- Records shown:
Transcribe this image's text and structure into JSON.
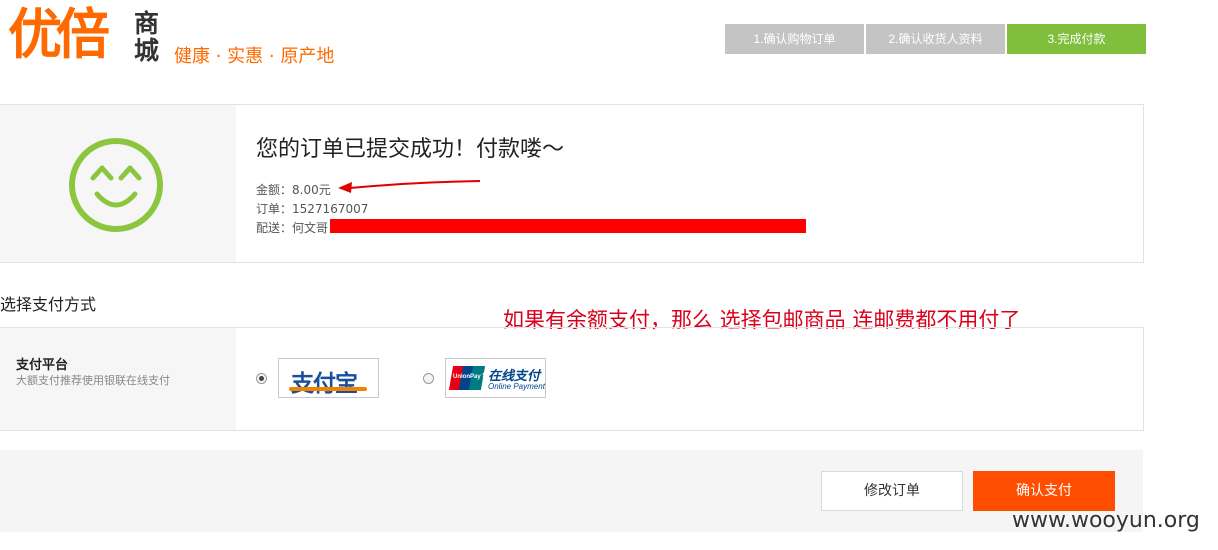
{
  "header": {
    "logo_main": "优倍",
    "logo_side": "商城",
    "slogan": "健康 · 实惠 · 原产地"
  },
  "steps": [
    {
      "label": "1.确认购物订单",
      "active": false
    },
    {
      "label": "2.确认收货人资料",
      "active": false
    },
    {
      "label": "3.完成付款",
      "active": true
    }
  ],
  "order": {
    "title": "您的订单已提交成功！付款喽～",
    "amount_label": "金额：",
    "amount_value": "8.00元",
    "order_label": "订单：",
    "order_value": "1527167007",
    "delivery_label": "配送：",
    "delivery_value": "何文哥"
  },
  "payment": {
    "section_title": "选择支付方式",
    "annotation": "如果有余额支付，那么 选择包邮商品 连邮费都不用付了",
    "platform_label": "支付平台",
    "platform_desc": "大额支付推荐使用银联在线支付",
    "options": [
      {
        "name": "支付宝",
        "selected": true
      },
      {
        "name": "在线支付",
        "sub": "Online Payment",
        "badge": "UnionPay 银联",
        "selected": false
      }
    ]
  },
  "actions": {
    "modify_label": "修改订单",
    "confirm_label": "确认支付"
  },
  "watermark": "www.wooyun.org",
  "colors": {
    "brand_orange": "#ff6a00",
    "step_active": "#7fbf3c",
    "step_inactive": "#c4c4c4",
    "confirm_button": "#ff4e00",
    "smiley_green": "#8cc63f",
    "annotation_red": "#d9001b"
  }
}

==

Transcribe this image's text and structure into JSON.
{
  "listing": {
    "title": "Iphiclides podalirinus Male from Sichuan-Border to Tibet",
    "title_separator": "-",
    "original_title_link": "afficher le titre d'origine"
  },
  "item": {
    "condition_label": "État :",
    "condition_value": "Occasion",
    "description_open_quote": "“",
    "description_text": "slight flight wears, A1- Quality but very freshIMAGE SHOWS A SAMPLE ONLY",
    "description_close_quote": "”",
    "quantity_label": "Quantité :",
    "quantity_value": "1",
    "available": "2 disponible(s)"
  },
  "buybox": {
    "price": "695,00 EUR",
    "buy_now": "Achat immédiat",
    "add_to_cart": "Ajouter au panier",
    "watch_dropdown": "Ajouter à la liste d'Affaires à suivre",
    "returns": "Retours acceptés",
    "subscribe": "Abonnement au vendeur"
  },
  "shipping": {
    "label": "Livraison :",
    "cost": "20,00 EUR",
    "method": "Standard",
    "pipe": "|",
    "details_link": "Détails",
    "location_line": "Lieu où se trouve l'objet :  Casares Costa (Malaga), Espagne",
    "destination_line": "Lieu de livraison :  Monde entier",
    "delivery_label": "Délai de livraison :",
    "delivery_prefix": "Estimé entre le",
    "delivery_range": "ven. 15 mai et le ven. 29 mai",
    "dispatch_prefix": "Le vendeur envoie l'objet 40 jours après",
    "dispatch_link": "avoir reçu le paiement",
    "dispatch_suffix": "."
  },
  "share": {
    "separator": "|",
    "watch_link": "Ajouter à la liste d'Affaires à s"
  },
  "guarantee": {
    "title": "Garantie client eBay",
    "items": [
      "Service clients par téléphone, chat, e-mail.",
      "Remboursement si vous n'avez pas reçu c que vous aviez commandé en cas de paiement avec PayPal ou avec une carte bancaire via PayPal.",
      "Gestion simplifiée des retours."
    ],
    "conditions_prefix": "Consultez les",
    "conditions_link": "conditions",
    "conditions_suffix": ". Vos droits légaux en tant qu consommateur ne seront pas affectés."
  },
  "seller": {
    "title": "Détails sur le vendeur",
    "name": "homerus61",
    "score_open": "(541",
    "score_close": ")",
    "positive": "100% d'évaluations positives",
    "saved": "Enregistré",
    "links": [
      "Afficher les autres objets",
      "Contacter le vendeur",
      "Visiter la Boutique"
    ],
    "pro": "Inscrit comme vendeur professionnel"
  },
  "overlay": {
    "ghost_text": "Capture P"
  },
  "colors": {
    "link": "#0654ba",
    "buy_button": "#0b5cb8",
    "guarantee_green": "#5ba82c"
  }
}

---

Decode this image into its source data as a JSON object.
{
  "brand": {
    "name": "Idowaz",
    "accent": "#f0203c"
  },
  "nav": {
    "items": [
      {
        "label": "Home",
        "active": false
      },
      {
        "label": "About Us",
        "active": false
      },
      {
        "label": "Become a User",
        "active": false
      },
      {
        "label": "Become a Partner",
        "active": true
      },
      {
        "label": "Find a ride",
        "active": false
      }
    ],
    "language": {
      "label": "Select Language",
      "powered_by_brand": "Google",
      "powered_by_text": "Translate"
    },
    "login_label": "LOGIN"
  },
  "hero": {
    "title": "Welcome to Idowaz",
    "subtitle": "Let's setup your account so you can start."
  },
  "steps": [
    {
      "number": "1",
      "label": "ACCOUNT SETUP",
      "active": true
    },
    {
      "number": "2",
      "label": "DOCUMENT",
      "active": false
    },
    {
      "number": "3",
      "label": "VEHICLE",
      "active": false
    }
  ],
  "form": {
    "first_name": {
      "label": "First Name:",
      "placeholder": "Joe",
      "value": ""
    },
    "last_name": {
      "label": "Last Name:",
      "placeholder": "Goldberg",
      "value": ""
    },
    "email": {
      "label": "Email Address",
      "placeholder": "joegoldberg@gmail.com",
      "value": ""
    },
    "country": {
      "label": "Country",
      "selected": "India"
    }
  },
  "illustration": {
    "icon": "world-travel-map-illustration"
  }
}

- Objective: Within the listing above, find every line containing the string "vendeur" and return it.

- Result for this task:
    "subscribe": "Abonnement au vendeur"
    "dispatch_prefix": "Le vendeur envoie l'objet 40 jours après",
    "title": "Détails sur le vendeur",
      "Contacter le vendeur",
    "pro": "Inscrit comme vendeur professionnel"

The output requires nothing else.